• **Saved entries**:
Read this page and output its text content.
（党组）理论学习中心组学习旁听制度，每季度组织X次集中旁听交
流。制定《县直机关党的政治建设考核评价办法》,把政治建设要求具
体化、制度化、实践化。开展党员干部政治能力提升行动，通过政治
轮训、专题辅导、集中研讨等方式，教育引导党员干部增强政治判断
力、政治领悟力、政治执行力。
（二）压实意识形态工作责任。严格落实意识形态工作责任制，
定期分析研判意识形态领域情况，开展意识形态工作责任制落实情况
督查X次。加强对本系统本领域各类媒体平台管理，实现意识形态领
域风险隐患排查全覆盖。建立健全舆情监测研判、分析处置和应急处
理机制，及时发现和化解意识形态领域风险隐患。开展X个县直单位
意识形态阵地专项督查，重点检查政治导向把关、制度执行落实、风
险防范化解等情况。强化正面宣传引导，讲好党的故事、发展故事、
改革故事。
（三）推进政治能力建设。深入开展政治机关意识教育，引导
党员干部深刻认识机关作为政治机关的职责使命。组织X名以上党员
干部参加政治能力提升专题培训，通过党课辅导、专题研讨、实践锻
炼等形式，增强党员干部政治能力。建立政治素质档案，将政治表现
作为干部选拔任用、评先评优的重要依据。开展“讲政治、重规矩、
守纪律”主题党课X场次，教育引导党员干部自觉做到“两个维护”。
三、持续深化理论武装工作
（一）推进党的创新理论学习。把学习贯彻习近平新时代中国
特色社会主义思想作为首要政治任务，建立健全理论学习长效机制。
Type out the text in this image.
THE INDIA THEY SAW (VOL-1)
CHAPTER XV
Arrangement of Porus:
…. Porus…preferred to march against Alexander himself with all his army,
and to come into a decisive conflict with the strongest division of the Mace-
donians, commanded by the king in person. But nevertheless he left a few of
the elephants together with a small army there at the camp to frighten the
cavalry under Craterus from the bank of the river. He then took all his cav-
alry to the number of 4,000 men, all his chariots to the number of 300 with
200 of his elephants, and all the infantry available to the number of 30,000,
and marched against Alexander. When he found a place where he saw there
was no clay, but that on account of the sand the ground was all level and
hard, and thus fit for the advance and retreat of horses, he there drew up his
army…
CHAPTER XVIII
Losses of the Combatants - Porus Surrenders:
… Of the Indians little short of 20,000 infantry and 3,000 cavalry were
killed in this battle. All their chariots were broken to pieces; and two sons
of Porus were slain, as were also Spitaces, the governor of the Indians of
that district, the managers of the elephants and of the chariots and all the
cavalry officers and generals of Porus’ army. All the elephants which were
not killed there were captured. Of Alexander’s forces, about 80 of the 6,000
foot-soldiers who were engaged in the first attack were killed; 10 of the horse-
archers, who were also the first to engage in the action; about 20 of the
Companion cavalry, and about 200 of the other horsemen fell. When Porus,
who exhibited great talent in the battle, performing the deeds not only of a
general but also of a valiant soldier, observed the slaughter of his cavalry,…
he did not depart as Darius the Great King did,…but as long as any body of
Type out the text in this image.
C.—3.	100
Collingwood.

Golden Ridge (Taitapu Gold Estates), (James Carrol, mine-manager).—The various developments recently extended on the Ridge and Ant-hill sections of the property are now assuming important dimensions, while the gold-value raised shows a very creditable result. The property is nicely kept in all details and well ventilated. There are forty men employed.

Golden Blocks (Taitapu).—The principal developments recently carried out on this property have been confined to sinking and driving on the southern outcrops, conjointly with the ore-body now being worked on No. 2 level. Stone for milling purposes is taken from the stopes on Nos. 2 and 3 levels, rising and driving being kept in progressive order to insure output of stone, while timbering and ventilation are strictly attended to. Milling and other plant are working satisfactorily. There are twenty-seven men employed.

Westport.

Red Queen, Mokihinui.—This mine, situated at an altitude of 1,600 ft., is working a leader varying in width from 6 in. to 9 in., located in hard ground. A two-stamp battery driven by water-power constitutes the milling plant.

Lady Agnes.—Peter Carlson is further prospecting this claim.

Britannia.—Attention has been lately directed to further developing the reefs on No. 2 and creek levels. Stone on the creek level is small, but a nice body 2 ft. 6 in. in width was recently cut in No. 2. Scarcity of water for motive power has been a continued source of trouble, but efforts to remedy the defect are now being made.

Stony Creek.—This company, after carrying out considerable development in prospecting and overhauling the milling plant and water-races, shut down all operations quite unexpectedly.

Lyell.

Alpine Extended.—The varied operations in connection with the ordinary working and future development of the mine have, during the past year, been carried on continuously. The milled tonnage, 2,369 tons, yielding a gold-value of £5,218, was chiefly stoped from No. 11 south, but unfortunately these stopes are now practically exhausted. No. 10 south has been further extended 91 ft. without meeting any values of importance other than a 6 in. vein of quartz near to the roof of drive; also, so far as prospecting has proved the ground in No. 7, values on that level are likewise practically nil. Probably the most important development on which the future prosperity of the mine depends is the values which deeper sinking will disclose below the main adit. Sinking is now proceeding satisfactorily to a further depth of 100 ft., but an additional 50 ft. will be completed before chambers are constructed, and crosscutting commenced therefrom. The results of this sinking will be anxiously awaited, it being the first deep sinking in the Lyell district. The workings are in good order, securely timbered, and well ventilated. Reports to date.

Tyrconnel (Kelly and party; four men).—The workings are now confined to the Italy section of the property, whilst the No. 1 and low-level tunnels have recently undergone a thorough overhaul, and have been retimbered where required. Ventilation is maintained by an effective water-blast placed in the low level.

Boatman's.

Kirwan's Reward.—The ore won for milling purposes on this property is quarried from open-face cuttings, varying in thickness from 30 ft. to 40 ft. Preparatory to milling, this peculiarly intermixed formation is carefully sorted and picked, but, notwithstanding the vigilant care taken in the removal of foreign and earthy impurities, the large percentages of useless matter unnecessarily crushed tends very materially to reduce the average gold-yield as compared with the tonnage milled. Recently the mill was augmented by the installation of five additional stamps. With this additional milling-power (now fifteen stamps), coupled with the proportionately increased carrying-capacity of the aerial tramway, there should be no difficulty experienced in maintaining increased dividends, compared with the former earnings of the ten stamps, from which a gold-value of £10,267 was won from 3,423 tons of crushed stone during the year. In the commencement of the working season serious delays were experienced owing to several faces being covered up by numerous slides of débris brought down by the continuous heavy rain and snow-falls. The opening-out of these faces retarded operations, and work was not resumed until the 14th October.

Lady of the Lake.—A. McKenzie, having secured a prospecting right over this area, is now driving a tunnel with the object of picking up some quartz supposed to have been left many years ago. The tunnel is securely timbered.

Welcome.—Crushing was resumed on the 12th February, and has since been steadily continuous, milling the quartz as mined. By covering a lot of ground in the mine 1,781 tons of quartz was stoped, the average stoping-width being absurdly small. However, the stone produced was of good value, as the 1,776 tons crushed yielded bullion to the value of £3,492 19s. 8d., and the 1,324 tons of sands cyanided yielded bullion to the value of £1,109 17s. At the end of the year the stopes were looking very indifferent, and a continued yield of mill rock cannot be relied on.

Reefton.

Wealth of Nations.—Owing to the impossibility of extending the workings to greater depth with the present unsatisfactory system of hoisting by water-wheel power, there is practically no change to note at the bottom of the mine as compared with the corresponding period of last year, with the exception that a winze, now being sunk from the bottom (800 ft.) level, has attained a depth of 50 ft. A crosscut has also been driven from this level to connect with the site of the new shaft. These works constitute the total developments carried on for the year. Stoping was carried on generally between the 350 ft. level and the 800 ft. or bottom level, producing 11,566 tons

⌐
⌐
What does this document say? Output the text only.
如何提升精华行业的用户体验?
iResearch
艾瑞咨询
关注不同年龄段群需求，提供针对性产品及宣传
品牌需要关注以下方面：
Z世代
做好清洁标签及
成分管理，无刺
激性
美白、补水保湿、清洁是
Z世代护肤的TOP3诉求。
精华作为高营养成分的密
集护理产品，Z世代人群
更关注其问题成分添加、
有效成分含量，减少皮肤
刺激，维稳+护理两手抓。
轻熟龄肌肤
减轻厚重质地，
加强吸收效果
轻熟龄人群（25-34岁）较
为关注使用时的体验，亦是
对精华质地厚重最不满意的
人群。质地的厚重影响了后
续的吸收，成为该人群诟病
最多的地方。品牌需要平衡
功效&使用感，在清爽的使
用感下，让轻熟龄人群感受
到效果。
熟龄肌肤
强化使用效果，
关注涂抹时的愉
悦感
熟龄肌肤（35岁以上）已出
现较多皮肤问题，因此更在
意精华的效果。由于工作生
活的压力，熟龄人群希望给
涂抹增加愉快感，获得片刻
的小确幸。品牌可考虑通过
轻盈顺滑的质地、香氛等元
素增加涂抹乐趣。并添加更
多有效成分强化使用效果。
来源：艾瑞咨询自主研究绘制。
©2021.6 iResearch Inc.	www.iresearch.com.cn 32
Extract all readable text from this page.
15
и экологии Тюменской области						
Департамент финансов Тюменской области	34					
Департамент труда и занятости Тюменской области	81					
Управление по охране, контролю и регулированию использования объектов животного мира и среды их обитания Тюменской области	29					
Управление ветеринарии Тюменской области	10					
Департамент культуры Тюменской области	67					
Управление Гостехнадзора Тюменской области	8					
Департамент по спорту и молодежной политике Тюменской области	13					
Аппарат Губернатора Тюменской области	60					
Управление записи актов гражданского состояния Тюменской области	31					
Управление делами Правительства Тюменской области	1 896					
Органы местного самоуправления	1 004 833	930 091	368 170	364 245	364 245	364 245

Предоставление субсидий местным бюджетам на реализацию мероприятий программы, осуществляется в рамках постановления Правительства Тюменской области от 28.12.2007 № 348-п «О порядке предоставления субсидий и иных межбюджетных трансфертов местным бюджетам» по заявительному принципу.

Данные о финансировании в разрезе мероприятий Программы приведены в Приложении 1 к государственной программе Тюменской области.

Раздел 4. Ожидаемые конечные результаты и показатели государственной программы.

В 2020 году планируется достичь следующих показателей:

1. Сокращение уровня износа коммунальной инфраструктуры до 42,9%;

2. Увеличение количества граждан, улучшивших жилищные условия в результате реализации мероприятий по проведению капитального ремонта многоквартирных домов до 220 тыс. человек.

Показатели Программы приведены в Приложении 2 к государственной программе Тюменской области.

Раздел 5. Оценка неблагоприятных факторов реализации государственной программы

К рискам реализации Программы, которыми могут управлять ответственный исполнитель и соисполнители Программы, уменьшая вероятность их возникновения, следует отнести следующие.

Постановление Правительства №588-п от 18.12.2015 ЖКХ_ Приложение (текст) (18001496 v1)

• **GOAL OF THE EXERCISE**: The line containing "Extract all readable text from this page." marks the start; retype it and each line after it through the end of the records above, exactly.

• **WRITTEN SOLUTION**:
Extract all readable text from this page.
15
и экологии Тюменской области						
Департамент финансов Тюменской области	34					
Департамент труда и занятости Тюменской области	81					
Управление по охране, контролю и регулированию использования объектов животного мира и среды их обитания Тюменской области	29					
Управление ветеринарии Тюменской области	10					
Департамент культуры Тюменской области	67					
Управление Гостехнадзора Тюменской области	8					
Департамент по спорту и молодежной политике Тюменской области	13					
Аппарат Губернатора Тюменской области	60					
Управление записи актов гражданского состояния Тюменской области	31					
Управление делами Правительства Тюменской области	1 896					
Органы местного самоуправления	1 004 833	930 091	368 170	364 245	364 245	364 245

Предоставление субсидий местным бюджетам на реализацию мероприятий программы, осуществляется в рамках постановления Правительства Тюменской области от 28.12.2007 № 348-п «О порядке предоставления субсидий и иных межбюджетных трансфертов местным бюджетам» по заявительному принципу.

Данные о финансировании в разрезе мероприятий Программы приведены в Приложении 1 к государственной программе Тюменской области.

Раздел 4. Ожидаемые конечные результаты и показатели государственной программы.

В 2020 году планируется достичь следующих показателей:

1. Сокращение уровня износа коммунальной инфраструктуры до 42,9%;

2. Увеличение количества граждан, улучшивших жилищные условия в результате реализации мероприятий по проведению капитального ремонта многоквартирных домов до 220 тыс. человек.

Показатели Программы приведены в Приложении 2 к государственной программе Тюменской области.

Раздел 5. Оценка неблагоприятных факторов реализации государственной программы

К рискам реализации Программы, которыми могут управлять ответственный исполнитель и соисполнители Программы, уменьшая вероятность их возникновения, следует отнести следующие.

Постановление Правительства №588-п от 18.12.2015 ЖКХ_ Приложение (текст) (18001496 v1)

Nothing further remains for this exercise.